DESCRIPTION OF THE TASK.
Write the material out again exactly as it stands.

** Begin STORED ROWS **

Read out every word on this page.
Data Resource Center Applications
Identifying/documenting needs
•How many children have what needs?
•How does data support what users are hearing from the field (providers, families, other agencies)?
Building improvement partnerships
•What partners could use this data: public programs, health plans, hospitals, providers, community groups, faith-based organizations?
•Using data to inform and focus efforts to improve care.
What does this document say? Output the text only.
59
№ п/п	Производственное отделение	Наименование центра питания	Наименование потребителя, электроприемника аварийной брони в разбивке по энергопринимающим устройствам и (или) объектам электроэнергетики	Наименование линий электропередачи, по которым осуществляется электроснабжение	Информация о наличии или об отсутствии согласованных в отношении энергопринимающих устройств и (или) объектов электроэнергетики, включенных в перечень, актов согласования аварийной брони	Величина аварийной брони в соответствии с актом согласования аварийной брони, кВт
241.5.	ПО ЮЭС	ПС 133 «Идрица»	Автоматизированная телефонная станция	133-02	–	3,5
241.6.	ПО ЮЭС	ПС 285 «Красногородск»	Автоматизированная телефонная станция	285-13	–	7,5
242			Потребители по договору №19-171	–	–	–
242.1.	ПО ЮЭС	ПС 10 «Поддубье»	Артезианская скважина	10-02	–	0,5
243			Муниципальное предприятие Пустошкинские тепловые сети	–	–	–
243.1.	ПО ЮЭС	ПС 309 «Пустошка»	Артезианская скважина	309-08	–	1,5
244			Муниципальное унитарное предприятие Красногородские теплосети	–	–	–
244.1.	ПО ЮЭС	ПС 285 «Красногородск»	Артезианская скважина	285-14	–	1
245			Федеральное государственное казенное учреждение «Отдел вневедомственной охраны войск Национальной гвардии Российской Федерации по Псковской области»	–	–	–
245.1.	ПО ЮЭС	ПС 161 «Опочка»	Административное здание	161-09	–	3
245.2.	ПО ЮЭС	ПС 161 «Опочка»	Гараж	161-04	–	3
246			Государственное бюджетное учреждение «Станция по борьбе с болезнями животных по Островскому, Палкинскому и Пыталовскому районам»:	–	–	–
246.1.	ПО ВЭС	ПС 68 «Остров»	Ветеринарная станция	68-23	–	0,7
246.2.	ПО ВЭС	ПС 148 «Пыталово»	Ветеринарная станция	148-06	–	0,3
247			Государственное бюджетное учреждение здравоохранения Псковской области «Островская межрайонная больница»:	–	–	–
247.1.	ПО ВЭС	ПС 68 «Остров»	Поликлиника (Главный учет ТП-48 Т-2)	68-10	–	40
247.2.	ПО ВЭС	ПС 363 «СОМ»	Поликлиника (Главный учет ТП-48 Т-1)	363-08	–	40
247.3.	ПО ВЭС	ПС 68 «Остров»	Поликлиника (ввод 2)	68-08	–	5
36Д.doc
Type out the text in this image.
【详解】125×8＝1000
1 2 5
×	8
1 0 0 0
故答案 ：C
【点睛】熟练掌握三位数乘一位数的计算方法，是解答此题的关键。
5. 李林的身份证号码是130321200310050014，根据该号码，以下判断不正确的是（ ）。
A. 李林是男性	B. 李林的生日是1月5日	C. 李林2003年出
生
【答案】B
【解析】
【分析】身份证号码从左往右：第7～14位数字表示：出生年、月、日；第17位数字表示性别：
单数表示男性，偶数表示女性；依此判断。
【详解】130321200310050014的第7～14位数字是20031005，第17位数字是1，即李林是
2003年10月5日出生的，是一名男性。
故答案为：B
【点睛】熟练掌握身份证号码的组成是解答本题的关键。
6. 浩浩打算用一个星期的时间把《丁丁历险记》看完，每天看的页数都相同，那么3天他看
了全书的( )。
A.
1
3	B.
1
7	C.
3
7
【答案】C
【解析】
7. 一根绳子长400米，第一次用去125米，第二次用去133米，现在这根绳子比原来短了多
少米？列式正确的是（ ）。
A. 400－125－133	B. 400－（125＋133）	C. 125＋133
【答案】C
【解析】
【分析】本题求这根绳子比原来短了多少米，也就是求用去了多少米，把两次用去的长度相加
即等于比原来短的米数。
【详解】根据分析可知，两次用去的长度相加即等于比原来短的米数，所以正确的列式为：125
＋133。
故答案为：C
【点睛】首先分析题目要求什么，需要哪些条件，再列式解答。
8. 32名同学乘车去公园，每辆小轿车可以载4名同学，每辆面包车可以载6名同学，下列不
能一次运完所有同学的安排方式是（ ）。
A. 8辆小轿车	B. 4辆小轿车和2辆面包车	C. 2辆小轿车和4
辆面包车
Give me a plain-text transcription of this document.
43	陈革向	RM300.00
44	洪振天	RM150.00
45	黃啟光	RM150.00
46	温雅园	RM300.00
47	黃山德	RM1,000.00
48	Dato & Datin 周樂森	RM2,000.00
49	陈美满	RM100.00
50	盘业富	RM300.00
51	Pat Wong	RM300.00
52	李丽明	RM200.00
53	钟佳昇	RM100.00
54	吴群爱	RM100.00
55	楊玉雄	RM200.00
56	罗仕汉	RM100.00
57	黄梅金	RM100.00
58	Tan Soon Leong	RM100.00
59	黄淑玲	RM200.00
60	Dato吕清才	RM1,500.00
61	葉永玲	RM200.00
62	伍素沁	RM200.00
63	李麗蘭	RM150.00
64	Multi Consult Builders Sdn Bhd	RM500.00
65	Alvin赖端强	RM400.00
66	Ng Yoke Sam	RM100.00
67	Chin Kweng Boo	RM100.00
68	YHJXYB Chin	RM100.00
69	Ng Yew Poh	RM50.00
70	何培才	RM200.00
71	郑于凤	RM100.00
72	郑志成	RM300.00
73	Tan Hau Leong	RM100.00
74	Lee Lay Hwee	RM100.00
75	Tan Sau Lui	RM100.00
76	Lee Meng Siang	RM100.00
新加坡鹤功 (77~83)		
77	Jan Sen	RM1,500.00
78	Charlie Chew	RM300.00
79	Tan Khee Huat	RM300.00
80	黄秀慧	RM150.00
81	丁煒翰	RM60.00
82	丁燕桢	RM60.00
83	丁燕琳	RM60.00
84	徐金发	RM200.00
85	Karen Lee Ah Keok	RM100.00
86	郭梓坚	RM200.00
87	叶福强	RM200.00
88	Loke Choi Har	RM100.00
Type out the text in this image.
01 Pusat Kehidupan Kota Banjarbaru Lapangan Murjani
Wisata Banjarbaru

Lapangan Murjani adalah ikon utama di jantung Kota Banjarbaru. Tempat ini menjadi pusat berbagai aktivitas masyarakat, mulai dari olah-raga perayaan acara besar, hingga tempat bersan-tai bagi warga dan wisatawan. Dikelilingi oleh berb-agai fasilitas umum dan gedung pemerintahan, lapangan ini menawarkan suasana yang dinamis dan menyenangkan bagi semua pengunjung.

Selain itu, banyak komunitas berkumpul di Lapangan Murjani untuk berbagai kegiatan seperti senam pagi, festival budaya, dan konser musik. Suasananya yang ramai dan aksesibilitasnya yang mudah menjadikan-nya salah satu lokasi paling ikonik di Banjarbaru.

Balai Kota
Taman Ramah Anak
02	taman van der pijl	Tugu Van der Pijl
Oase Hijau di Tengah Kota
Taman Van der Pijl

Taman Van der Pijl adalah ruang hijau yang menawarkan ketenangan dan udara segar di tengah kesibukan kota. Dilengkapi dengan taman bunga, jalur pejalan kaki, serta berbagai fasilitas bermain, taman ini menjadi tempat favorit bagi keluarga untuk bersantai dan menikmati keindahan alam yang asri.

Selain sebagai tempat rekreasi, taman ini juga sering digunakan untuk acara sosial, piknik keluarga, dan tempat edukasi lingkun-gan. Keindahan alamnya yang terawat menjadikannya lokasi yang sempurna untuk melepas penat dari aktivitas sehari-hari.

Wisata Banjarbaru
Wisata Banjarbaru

** End STORED ROWS **

SOLUTION FOR THIS EXERCISE.
Read out every word on this page.
Data Resource Center Applications
Identifying/documenting needs
•How many children have what needs?
•How does data support what users are hearing from the field (providers, families, other agencies)?
Building improvement partnerships
•What partners could use this data: public programs, health plans, hospitals, providers, community groups, faith-based organizations?
•Using data to inform and focus efforts to improve care.
What does this document say? Output the text only.
59
№ п/п	Производственное отделение	Наименование центра питания	Наименование потребителя, электроприемника аварийной брони в разбивке по энергопринимающим устройствам и (или) объектам электроэнергетики	Наименование линий электропередачи, по которым осуществляется электроснабжение	Информация о наличии или об отсутствии согласованных в отношении энергопринимающих устройств и (или) объектов электроэнергетики, включенных в перечень, актов согласования аварийной брони	Величина аварийной брони в соответствии с актом согласования аварийной брони, кВт
241.5.	ПО ЮЭС	ПС 133 «Идрица»	Автоматизированная телефонная станция	133-02	–	3,5
241.6.	ПО ЮЭС	ПС 285 «Красногородск»	Автоматизированная телефонная станция	285-13	–	7,5
242			Потребители по договору №19-171	–	–	–
242.1.	ПО ЮЭС	ПС 10 «Поддубье»	Артезианская скважина	10-02	–	0,5
243			Муниципальное предприятие Пустошкинские тепловые сети	–	–	–
243.1.	ПО ЮЭС	ПС 309 «Пустошка»	Артезианская скважина	309-08	–	1,5
244			Муниципальное унитарное предприятие Красногородские теплосети	–	–	–
244.1.	ПО ЮЭС	ПС 285 «Красногородск»	Артезианская скважина	285-14	–	1
245			Федеральное государственное казенное учреждение «Отдел вневедомственной охраны войск Национальной гвардии Российской Федерации по Псковской области»	–	–	–
245.1.	ПО ЮЭС	ПС 161 «Опочка»	Административное здание	161-09	–	3
245.2.	ПО ЮЭС	ПС 161 «Опочка»	Гараж	161-04	–	3
246			Государственное бюджетное учреждение «Станция по борьбе с болезнями животных по Островскому, Палкинскому и Пыталовскому районам»:	–	–	–
246.1.	ПО ВЭС	ПС 68 «Остров»	Ветеринарная станция	68-23	–	0,7
246.2.	ПО ВЭС	ПС 148 «Пыталово»	Ветеринарная станция	148-06	–	0,3
247			Государственное бюджетное учреждение здравоохранения Псковской области «Островская межрайонная больница»:	–	–	–
247.1.	ПО ВЭС	ПС 68 «Остров»	Поликлиника (Главный учет ТП-48 Т-2)	68-10	–	40
247.2.	ПО ВЭС	ПС 363 «СОМ»	Поликлиника (Главный учет ТП-48 Т-1)	363-08	–	40
247.3.	ПО ВЭС	ПС 68 «Остров»	Поликлиника (ввод 2)	68-08	–	5
36Д.doc
Type out the text in this image.
【详解】125×8＝1000
1 2 5
×	8
1 0 0 0
故答案 ：C
【点睛】熟练掌握三位数乘一位数的计算方法，是解答此题的关键。
5. 李林的身份证号码是130321200310050014，根据该号码，以下判断不正确的是（ ）。
A. 李林是男性	B. 李林的生日是1月5日	C. 李林2003年出
生
【答案】B
【解析】
【分析】身份证号码从左往右：第7～14位数字表示：出生年、月、日；第17位数字表示性别：
单数表示男性，偶数表示女性；依此判断。
【详解】130321200310050014的第7～14位数字是20031005，第17位数字是1，即李林是
2003年10月5日出生的，是一名男性。
故答案为：B
【点睛】熟练掌握身份证号码的组成是解答本题的关键。
6. 浩浩打算用一个星期的时间把《丁丁历险记》看完，每天看的页数都相同，那么3天他看
了全书的( )。
A.
1
3	B.
1
7	C.
3
7
【答案】C
【解析】
7. 一根绳子长400米，第一次用去125米，第二次用去133米，现在这根绳子比原来短了多
少米？列式正确的是（ ）。
A. 400－125－133	B. 400－（125＋133）	C. 125＋133
【答案】C
【解析】
【分析】本题求这根绳子比原来短了多少米，也就是求用去了多少米，把两次用去的长度相加
即等于比原来短的米数。
【详解】根据分析可知，两次用去的长度相加即等于比原来短的米数，所以正确的列式为：125
＋133。
故答案为：C
【点睛】首先分析题目要求什么，需要哪些条件，再列式解答。
8. 32名同学乘车去公园，每辆小轿车可以载4名同学，每辆面包车可以载6名同学，下列不
能一次运完所有同学的安排方式是（ ）。
A. 8辆小轿车	B. 4辆小轿车和2辆面包车	C. 2辆小轿车和4
辆面包车
Give me a plain-text transcription of this document.
43	陈革向	RM300.00
44	洪振天	RM150.00
45	黃啟光	RM150.00
46	温雅园	RM300.00
47	黃山德	RM1,000.00
48	Dato & Datin 周樂森	RM2,000.00
49	陈美满	RM100.00
50	盘业富	RM300.00
51	Pat Wong	RM300.00
52	李丽明	RM200.00
53	钟佳昇	RM100.00
54	吴群爱	RM100.00
55	楊玉雄	RM200.00
56	罗仕汉	RM100.00
57	黄梅金	RM100.00
58	Tan Soon Leong	RM100.00
59	黄淑玲	RM200.00
60	Dato吕清才	RM1,500.00
61	葉永玲	RM200.00
62	伍素沁	RM200.00
63	李麗蘭	RM150.00
64	Multi Consult Builders Sdn Bhd	RM500.00
65	Alvin赖端强	RM400.00
66	Ng Yoke Sam	RM100.00
67	Chin Kweng Boo	RM100.00
68	YHJXYB Chin	RM100.00
69	Ng Yew Poh	RM50.00
70	何培才	RM200.00
71	郑于凤	RM100.00
72	郑志成	RM300.00
73	Tan Hau Leong	RM100.00
74	Lee Lay Hwee	RM100.00
75	Tan Sau Lui	RM100.00
76	Lee Meng Siang	RM100.00
新加坡鹤功 (77~83)		
77	Jan Sen	RM1,500.00
78	Charlie Chew	RM300.00
79	Tan Khee Huat	RM300.00
80	黄秀慧	RM150.00
81	丁煒翰	RM60.00
82	丁燕桢	RM60.00
83	丁燕琳	RM60.00
84	徐金发	RM200.00
85	Karen Lee Ah Keok	RM100.00
86	郭梓坚	RM200.00
87	叶福强	RM200.00
88	Loke Choi Har	RM100.00
Type out the text in this image.
01 Pusat Kehidupan Kota Banjarbaru Lapangan Murjani
Wisata Banjarbaru

Lapangan Murjani adalah ikon utama di jantung Kota Banjarbaru. Tempat ini menjadi pusat berbagai aktivitas masyarakat, mulai dari olah-raga perayaan acara besar, hingga tempat bersan-tai bagi warga dan wisatawan. Dikelilingi oleh berb-agai fasilitas umum dan gedung pemerintahan, lapangan ini menawarkan suasana yang dinamis dan menyenangkan bagi semua pengunjung.

Selain itu, banyak komunitas berkumpul di Lapangan Murjani untuk berbagai kegiatan seperti senam pagi, festival budaya, dan konser musik. Suasananya yang ramai dan aksesibilitasnya yang mudah menjadikan-nya salah satu lokasi paling ikonik di Banjarbaru.

Balai Kota
Taman Ramah Anak
02	taman van der pijl	Tugu Van der Pijl
Oase Hijau di Tengah Kota
Taman Van der Pijl

Taman Van der Pijl adalah ruang hijau yang menawarkan ketenangan dan udara segar di tengah kesibukan kota. Dilengkapi dengan taman bunga, jalur pejalan kaki, serta berbagai fasilitas bermain, taman ini menjadi tempat favorit bagi keluarga untuk bersantai dan menikmati keindahan alam yang asri.

Selain sebagai tempat rekreasi, taman ini juga sering digunakan untuk acara sosial, piknik keluarga, dan tempat edukasi lingkun-gan. Keindahan alamnya yang terawat menjadikannya lokasi yang sempurna untuk melepas penat dari aktivitas sehari-hari.

Wisata Banjarbaru
Wisata Banjarbaru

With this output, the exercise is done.